> WHAT TO PRODUCE
Transcribe all the records with complete accuracy.

[Begin DATASET EXTRACT]

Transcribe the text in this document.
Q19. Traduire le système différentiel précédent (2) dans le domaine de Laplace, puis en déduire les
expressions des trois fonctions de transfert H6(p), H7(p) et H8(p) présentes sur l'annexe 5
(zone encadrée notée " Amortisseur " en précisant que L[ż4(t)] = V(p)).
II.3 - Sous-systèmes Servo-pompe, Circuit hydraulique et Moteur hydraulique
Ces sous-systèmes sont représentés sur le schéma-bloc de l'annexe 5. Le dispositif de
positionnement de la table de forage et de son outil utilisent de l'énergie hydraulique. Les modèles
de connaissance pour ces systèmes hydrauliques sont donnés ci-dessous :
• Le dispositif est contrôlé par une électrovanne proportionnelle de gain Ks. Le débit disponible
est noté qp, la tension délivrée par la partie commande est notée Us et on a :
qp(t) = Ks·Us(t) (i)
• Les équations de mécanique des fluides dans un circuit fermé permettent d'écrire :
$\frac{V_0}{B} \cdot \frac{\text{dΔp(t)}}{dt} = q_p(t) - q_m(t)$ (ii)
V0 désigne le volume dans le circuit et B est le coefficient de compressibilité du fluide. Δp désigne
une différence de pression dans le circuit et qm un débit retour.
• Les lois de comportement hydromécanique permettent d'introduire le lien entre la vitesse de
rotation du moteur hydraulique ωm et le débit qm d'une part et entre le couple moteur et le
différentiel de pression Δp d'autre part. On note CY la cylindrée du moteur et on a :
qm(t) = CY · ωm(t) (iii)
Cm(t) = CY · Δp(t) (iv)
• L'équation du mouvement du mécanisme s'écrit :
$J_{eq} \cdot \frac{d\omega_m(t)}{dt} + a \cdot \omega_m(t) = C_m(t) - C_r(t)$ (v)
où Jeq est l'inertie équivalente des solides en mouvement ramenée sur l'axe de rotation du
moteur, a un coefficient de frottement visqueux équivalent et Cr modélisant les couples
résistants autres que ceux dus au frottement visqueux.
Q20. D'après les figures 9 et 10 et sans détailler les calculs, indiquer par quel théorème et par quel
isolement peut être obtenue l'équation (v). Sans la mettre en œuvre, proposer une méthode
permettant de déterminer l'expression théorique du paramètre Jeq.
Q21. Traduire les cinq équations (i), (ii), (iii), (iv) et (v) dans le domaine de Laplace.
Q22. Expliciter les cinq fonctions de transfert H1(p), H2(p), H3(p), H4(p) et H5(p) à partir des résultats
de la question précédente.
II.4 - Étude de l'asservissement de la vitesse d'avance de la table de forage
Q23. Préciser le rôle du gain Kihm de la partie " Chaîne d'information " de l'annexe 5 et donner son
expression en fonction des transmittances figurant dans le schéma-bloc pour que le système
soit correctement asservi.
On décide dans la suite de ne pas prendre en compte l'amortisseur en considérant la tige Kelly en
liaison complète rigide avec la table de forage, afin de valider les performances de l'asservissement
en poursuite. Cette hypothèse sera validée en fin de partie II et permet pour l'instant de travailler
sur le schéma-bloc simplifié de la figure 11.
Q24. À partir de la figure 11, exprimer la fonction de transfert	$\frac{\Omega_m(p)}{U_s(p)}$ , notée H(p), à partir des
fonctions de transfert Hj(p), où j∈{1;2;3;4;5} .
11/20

[End DATASET EXTRACT]

> OUTPUT FOR THIS TASK
Transcribe the text in this document.
Q19. Traduire le système différentiel précédent (2) dans le domaine de Laplace, puis en déduire les
expressions des trois fonctions de transfert H6(p), H7(p) et H8(p) présentes sur l'annexe 5
(zone encadrée notée " Amortisseur " en précisant que L[ż4(t)] = V(p)).
II.3 - Sous-systèmes Servo-pompe, Circuit hydraulique et Moteur hydraulique
Ces sous-systèmes sont représentés sur le schéma-bloc de l'annexe 5. Le dispositif de
positionnement de la table de forage et de son outil utilisent de l'énergie hydraulique. Les modèles
de connaissance pour ces systèmes hydrauliques sont donnés ci-dessous :
• Le dispositif est contrôlé par une électrovanne proportionnelle de gain Ks. Le débit disponible
est noté qp, la tension délivrée par la partie commande est notée Us et on a :
qp(t) = Ks·Us(t) (i)
• Les équations de mécanique des fluides dans un circuit fermé permettent d'écrire :
$\frac{V_0}{B} \cdot \frac{\text{dΔp(t)}}{dt} = q_p(t) - q_m(t)$ (ii)
V0 désigne le volume dans le circuit et B est le coefficient de compressibilité du fluide. Δp désigne
une différence de pression dans le circuit et qm un débit retour.
• Les lois de comportement hydromécanique permettent d'introduire le lien entre la vitesse de
rotation du moteur hydraulique ωm et le débit qm d'une part et entre le couple moteur et le
différentiel de pression Δp d'autre part. On note CY la cylindrée du moteur et on a :
qm(t) = CY · ωm(t) (iii)
Cm(t) = CY · Δp(t) (iv)
• L'équation du mouvement du mécanisme s'écrit :
$J_{eq} \cdot \frac{d\omega_m(t)}{dt} + a \cdot \omega_m(t) = C_m(t) - C_r(t)$ (v)
où Jeq est l'inertie équivalente des solides en mouvement ramenée sur l'axe de rotation du
moteur, a un coefficient de frottement visqueux équivalent et Cr modélisant les couples
résistants autres que ceux dus au frottement visqueux.
Q20. D'après les figures 9 et 10 et sans détailler les calculs, indiquer par quel théorème et par quel
isolement peut être obtenue l'équation (v). Sans la mettre en œuvre, proposer une méthode
permettant de déterminer l'expression théorique du paramètre Jeq.
Q21. Traduire les cinq équations (i), (ii), (iii), (iv) et (v) dans le domaine de Laplace.
Q22. Expliciter les cinq fonctions de transfert H1(p), H2(p), H3(p), H4(p) et H5(p) à partir des résultats
de la question précédente.
II.4 - Étude de l'asservissement de la vitesse d'avance de la table de forage
Q23. Préciser le rôle du gain Kihm de la partie " Chaîne d'information " de l'annexe 5 et donner son
expression en fonction des transmittances figurant dans le schéma-bloc pour que le système
soit correctement asservi.
On décide dans la suite de ne pas prendre en compte l'amortisseur en considérant la tige Kelly en
liaison complète rigide avec la table de forage, afin de valider les performances de l'asservissement
en poursuite. Cette hypothèse sera validée en fin de partie II et permet pour l'instant de travailler
sur le schéma-bloc simplifié de la figure 11.
Q24. À partir de la figure 11, exprimer la fonction de transfert	$\frac{\Omega_m(p)}{U_s(p)}$ , notée H(p), à partir des
fonctions de transfert Hj(p), où j∈{1;2;3;4;5} .
11/20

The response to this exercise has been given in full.